[Stored records]
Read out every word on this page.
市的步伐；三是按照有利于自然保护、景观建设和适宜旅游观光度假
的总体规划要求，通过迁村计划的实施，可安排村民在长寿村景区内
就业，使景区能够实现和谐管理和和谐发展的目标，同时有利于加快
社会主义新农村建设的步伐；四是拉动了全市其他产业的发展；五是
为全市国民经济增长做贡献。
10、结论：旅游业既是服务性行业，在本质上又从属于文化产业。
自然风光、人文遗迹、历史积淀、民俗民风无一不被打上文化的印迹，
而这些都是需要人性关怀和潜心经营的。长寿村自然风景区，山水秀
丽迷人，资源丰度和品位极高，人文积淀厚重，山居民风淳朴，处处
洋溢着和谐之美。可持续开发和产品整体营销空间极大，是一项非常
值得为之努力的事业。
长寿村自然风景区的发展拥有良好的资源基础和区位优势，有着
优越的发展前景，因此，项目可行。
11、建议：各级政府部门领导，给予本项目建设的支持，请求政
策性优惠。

# Directive
Type out the full listing again, exactly as given.

# Worked answer
Read out every word on this page.
市的步伐；三是按照有利于自然保护、景观建设和适宜旅游观光度假
的总体规划要求，通过迁村计划的实施，可安排村民在长寿村景区内
就业，使景区能够实现和谐管理和和谐发展的目标，同时有利于加快
社会主义新农村建设的步伐；四是拉动了全市其他产业的发展；五是
为全市国民经济增长做贡献。
10、结论：旅游业既是服务性行业，在本质上又从属于文化产业。
自然风光、人文遗迹、历史积淀、民俗民风无一不被打上文化的印迹，
而这些都是需要人性关怀和潜心经营的。长寿村自然风景区，山水秀
丽迷人，资源丰度和品位极高，人文积淀厚重，山居民风淳朴，处处
洋溢着和谐之美。可持续开发和产品整体营销空间极大，是一项非常
值得为之努力的事业。
长寿村自然风景区的发展拥有良好的资源基础和区位优势，有着
优越的发展前景，因此，项目可行。
11、建议：各级政府部门领导，给予本项目建设的支持，请求政
策性优惠。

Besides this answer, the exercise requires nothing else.